WORK TO COMPLETE: Can you transcribe the data exactly? Leave the pictures out.

PROVIDED ENTRIES:

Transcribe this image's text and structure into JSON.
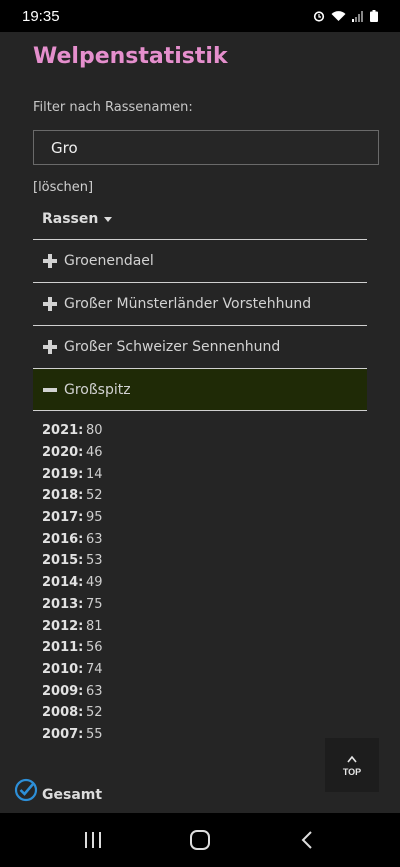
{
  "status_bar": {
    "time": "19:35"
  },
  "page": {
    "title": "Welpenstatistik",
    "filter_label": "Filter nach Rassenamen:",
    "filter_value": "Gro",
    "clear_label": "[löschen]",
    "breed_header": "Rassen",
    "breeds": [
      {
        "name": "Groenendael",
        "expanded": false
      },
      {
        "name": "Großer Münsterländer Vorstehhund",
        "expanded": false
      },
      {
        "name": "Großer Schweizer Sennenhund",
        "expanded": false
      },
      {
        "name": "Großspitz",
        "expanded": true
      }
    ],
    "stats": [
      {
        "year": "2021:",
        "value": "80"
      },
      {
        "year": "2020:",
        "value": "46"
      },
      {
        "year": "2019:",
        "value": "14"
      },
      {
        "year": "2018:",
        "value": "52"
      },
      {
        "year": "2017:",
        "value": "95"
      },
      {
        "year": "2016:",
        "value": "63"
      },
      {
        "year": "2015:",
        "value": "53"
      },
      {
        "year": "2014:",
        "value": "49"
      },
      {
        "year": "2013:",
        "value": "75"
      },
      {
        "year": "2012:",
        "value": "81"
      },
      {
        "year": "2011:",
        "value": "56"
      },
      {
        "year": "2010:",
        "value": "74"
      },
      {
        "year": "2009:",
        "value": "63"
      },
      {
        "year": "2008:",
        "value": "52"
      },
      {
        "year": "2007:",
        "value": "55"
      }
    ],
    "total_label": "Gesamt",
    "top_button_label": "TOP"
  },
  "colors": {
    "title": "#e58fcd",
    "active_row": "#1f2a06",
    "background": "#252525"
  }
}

FULL SOLUTION:
Transcribe this image's text and structure into JSON.
{
  "status_bar": {
    "time": "19:35"
  },
  "page": {
    "title": "Welpenstatistik",
    "filter_label": "Filter nach Rassenamen:",
    "filter_value": "Gro",
    "clear_label": "[löschen]",
    "breed_header": "Rassen",
    "breeds": [
      {
        "name": "Groenendael",
        "expanded": false
      },
      {
        "name": "Großer Münsterländer Vorstehhund",
        "expanded": false
      },
      {
        "name": "Großer Schweizer Sennenhund",
        "expanded": false
      },
      {
        "name": "Großspitz",
        "expanded": true
      }
    ],
    "stats": [
      {
        "year": "2021:",
        "value": "80"
      },
      {
        "year": "2020:",
        "value": "46"
      },
      {
        "year": "2019:",
        "value": "14"
      },
      {
        "year": "2018:",
        "value": "52"
      },
      {
        "year": "2017:",
        "value": "95"
      },
      {
        "year": "2016:",
        "value": "63"
      },
      {
        "year": "2015:",
        "value": "53"
      },
      {
        "year": "2014:",
        "value": "49"
      },
      {
        "year": "2013:",
        "value": "75"
      },
      {
        "year": "2012:",
        "value": "81"
      },
      {
        "year": "2011:",
        "value": "56"
      },
      {
        "year": "2010:",
        "value": "74"
      },
      {
        "year": "2009:",
        "value": "63"
      },
      {
        "year": "2008:",
        "value": "52"
      },
      {
        "year": "2007:",
        "value": "55"
      }
    ],
    "total_label": "Gesamt",
    "top_button_label": "TOP"
  },
  "colors": {
    "title": "#e58fcd",
    "active_row": "#1f2a06",
    "background": "#252525"
  }
}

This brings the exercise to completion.